#### Data excerpts
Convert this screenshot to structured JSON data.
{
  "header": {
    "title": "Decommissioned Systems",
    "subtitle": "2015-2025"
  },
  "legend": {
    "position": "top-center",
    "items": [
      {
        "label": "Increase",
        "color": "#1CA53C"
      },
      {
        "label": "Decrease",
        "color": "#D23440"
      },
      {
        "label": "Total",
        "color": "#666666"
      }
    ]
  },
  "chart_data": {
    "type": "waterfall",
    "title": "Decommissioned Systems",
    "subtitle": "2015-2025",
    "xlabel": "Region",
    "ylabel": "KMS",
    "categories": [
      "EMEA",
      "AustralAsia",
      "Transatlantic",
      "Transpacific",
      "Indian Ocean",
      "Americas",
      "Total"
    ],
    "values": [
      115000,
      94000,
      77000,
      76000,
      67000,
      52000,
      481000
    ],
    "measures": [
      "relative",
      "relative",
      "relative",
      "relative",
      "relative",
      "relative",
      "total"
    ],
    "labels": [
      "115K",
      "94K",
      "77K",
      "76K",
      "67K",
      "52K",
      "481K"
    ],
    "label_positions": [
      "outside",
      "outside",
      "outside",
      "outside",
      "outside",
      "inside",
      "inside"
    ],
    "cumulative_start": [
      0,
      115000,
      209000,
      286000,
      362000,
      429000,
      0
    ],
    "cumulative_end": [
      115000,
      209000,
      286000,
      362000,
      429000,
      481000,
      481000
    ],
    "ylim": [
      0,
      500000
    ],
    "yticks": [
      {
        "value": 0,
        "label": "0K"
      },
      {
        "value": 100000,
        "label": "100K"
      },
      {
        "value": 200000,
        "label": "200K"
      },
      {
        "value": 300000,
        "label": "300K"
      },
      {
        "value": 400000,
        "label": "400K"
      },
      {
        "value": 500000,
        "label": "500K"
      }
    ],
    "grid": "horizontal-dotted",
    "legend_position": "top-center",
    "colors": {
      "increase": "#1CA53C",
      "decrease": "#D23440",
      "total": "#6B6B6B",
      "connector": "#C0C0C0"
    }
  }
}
########
## Problem description
Your task is to repeat every entry exactly.

## Reply
Convert this screenshot to structured JSON data.
{
  "header": {
    "title": "Decommissioned Systems",
    "subtitle": "2015-2025"
  },
  "legend": {
    "position": "top-center",
    "items": [
      {
        "label": "Increase",
        "color": "#1CA53C"
      },
      {
        "label": "Decrease",
        "color": "#D23440"
      },
      {
        "label": "Total",
        "color": "#666666"
      }
    ]
  },
  "chart_data": {
    "type": "waterfall",
    "title": "Decommissioned Systems",
    "subtitle": "2015-2025",
    "xlabel": "Region",
    "ylabel": "KMS",
    "categories": [
      "EMEA",
      "AustralAsia",
      "Transatlantic",
      "Transpacific",
      "Indian Ocean",
      "Americas",
      "Total"
    ],
    "values": [
      115000,
      94000,
      77000,
      76000,
      67000,
      52000,
      481000
    ],
    "measures": [
      "relative",
      "relative",
      "relative",
      "relative",
      "relative",
      "relative",
      "total"
    ],
    "labels": [
      "115K",
      "94K",
      "77K",
      "76K",
      "67K",
      "52K",
      "481K"
    ],
    "label_positions": [
      "outside",
      "outside",
      "outside",
      "outside",
      "outside",
      "inside",
      "inside"
    ],
    "cumulative_start": [
      0,
      115000,
      209000,
      286000,
      362000,
      429000,
      0
    ],
    "cumulative_end": [
      115000,
      209000,
      286000,
      362000,
      429000,
      481000,
      481000
    ],
    "ylim": [
      0,
      500000
    ],
    "yticks": [
      {
        "value": 0,
        "label": "0K"
      },
      {
        "value": 100000,
        "label": "100K"
      },
      {
        "value": 200000,
        "label": "200K"
      },
      {
        "value": 300000,
        "label": "300K"
      },
      {
        "value": 400000,
        "label": "400K"
      },
      {
        "value": 500000,
        "label": "500K"
      }
    ],
    "grid": "horizontal-dotted",
    "legend_position": "top-center",
    "colors": {
      "increase": "#1CA53C",
      "decrease": "#D23440",
      "total": "#6B6B6B",
      "connector": "#C0C0C0"
    }
  }
}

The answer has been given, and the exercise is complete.